• [EXERCISE REQUIREMENTS]: Look through the records that follow. Copy every line containing the word "name".

** Begin RECORDS TO PROCESS **

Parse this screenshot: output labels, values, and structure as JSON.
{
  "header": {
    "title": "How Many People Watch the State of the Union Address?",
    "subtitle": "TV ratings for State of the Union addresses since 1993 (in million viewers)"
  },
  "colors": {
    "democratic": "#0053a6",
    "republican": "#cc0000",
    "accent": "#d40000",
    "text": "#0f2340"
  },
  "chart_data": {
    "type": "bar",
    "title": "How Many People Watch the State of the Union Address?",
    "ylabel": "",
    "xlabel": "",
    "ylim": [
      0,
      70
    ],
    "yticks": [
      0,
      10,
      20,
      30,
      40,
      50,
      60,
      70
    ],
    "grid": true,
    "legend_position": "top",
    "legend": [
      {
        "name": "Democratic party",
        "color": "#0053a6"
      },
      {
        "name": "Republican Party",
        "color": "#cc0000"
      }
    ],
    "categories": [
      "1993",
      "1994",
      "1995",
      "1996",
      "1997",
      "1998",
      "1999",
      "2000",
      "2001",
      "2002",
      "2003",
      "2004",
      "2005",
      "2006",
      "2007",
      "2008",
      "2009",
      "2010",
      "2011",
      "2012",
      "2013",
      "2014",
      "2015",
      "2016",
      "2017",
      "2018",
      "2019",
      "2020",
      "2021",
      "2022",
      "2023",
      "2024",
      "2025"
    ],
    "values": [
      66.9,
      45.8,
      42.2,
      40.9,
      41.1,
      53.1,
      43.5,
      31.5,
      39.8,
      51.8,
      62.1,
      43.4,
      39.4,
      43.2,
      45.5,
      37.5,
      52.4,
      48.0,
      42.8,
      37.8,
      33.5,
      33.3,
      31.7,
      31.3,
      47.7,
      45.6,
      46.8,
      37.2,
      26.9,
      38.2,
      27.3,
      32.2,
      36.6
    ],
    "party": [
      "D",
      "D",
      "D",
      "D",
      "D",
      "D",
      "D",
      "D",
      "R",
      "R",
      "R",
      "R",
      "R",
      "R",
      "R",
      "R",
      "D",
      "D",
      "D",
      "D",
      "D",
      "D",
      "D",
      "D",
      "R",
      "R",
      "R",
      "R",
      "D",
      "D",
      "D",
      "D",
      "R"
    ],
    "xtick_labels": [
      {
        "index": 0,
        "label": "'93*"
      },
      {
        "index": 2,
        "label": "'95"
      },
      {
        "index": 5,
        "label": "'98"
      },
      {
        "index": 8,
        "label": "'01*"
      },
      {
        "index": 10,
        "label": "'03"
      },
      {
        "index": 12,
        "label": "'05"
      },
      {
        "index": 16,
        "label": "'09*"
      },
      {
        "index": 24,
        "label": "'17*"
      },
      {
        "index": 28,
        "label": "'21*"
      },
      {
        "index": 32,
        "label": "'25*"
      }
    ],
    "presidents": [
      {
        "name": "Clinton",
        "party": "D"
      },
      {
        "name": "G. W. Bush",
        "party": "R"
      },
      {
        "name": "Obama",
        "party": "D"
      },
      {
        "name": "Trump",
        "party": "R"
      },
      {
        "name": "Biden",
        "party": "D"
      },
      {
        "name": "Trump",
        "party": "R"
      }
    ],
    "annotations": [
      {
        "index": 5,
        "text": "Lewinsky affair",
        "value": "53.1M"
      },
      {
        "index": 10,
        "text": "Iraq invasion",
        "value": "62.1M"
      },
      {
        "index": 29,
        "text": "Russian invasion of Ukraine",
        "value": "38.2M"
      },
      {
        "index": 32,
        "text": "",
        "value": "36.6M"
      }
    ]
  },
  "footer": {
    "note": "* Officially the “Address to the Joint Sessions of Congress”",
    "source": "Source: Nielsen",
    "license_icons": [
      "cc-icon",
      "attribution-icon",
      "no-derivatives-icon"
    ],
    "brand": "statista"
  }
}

** End RECORDS TO PROCESS **

• [RESULT FOR THIS TASK]:
        "name": "Democratic party",
        "name": "Republican Party",
        "name": "Clinton",
        "name": "G. W. Bush",
        "name": "Obama",
        "name": "Trump",
        "name": "Biden",
        "name": "Trump",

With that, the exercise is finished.